YOUR OBJECTIVE:
Show every line that has the string "What" in it.

RECORDS SUPPLIED:
__________
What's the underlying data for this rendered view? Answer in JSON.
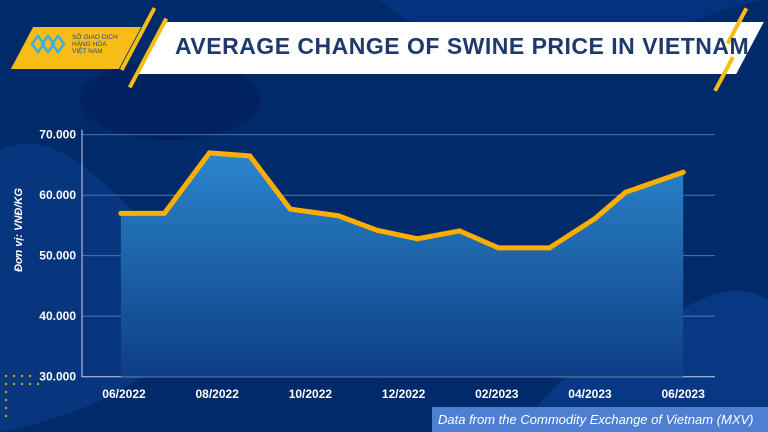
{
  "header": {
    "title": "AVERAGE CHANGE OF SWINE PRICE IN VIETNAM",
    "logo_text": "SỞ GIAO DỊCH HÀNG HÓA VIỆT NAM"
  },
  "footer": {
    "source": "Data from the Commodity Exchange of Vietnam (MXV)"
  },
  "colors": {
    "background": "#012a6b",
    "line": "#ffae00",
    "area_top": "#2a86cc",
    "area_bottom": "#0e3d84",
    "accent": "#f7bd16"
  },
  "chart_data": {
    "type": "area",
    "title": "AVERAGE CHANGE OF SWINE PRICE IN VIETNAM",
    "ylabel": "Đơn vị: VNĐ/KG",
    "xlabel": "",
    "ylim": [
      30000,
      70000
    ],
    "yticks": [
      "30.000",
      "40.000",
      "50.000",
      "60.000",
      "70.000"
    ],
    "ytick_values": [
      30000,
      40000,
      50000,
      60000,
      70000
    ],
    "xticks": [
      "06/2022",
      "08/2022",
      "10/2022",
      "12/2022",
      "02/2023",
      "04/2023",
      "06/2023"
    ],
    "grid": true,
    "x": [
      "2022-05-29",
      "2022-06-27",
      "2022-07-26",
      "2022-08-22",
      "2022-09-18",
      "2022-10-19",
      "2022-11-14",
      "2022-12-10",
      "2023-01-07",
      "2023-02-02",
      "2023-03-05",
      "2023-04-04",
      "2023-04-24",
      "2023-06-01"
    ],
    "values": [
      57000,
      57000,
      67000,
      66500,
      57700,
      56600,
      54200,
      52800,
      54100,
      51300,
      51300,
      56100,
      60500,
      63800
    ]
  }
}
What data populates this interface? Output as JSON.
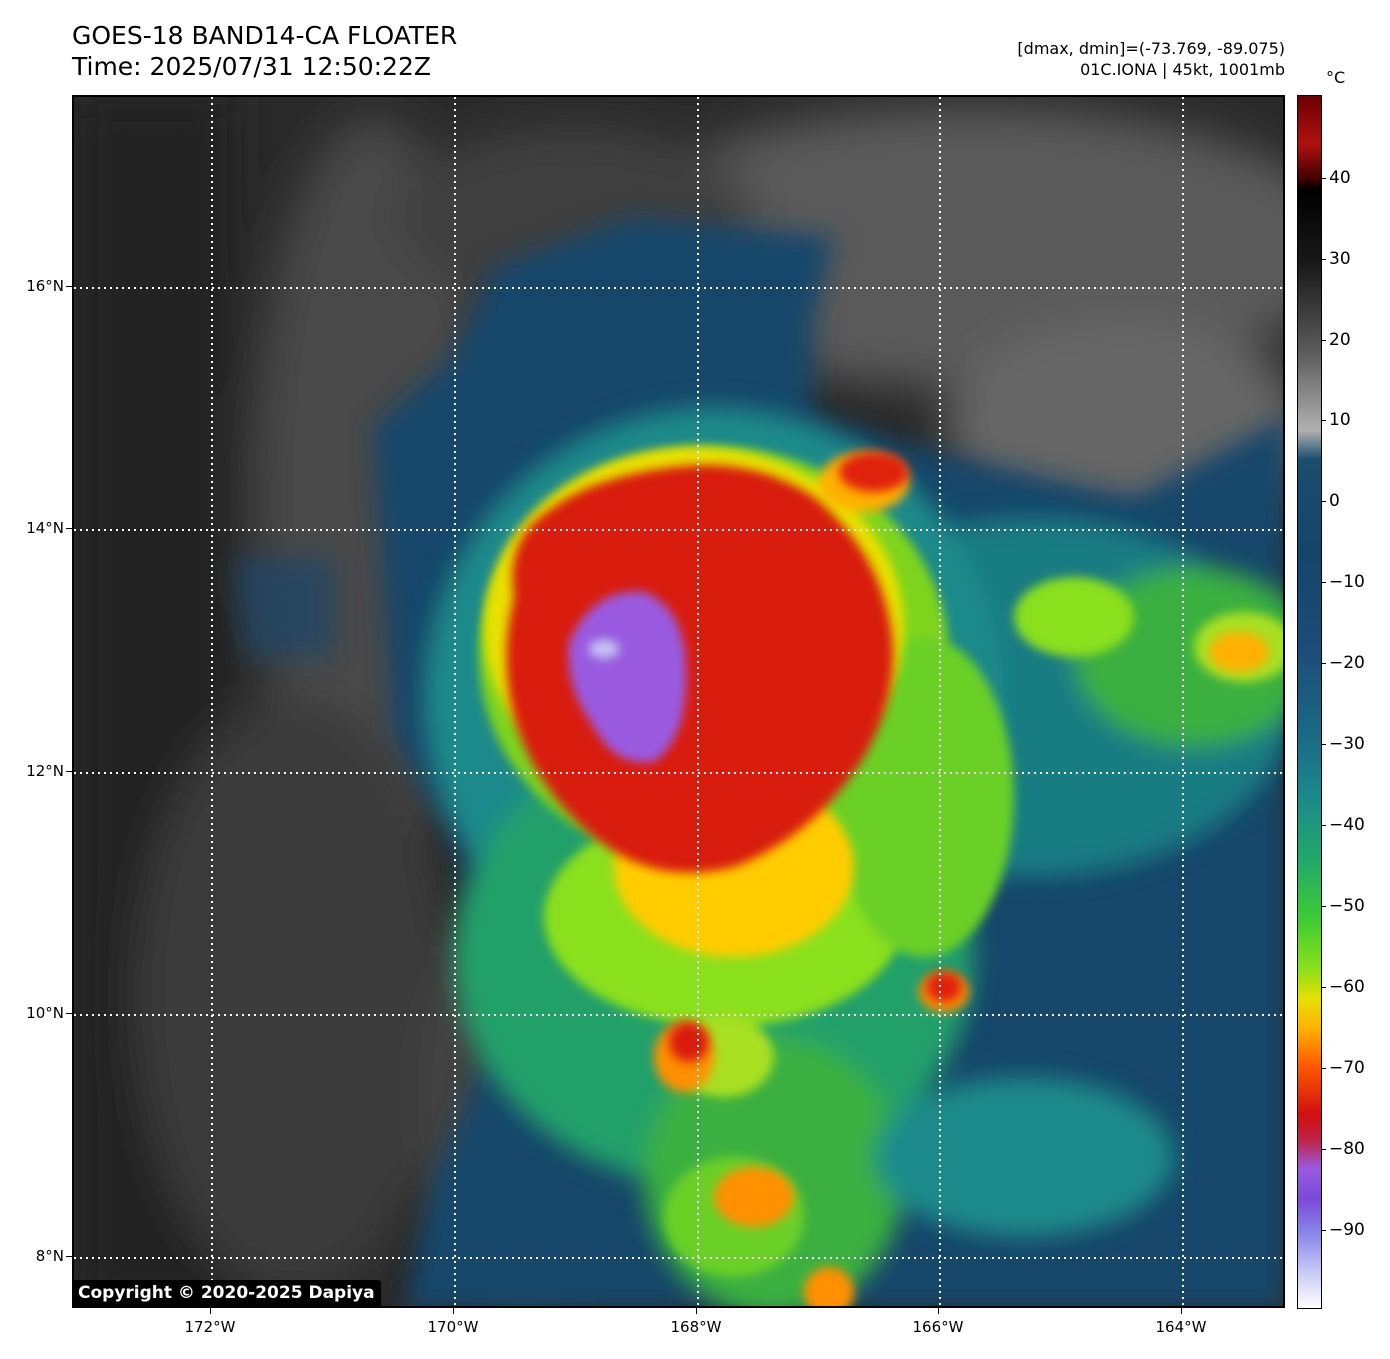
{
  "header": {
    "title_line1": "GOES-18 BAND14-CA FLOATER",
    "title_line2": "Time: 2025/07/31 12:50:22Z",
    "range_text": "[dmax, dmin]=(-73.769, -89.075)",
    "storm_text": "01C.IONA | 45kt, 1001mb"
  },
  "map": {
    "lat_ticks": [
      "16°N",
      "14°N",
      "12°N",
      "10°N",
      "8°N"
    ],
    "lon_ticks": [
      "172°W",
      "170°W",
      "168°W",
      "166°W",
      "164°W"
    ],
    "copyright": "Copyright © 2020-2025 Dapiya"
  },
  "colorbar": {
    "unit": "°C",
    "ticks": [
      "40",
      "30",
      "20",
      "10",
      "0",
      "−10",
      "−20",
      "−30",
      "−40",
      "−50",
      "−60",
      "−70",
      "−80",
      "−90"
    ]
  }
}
__________
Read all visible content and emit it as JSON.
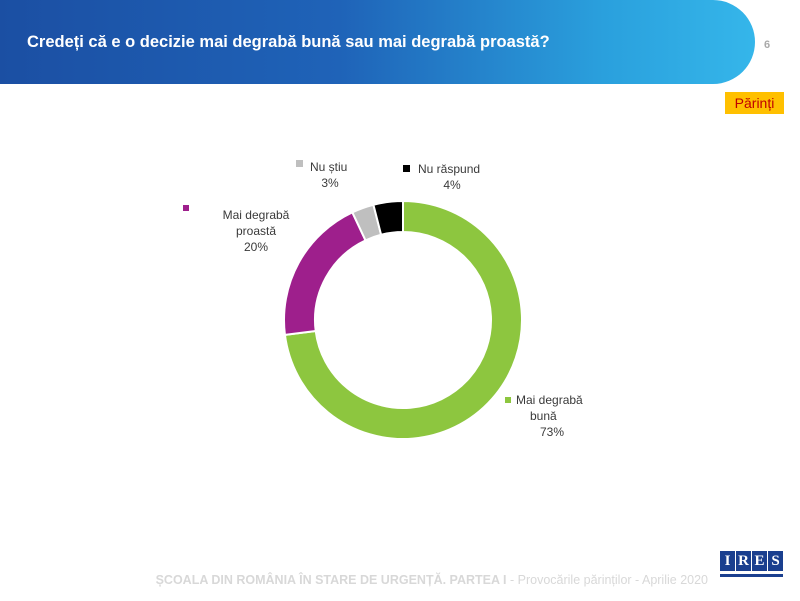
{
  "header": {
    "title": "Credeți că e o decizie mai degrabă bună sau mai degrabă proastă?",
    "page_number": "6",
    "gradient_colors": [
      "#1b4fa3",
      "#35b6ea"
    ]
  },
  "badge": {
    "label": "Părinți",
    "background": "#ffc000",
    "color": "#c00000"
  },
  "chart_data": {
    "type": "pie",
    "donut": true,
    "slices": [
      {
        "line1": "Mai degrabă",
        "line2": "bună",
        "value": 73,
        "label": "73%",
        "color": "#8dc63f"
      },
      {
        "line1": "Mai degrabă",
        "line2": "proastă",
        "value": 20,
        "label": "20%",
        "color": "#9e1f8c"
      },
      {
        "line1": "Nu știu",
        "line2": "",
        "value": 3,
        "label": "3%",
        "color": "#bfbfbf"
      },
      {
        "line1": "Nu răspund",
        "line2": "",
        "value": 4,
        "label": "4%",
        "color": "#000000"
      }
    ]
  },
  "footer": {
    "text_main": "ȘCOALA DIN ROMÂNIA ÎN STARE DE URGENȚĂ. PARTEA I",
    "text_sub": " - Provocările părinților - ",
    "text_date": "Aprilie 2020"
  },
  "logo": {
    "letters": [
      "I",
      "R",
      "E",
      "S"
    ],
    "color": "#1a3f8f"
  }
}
__________
TASK RESULT:
What's the underlying data for this rendered view? Answer in JSON.
What data populates this interface? Output as JSON.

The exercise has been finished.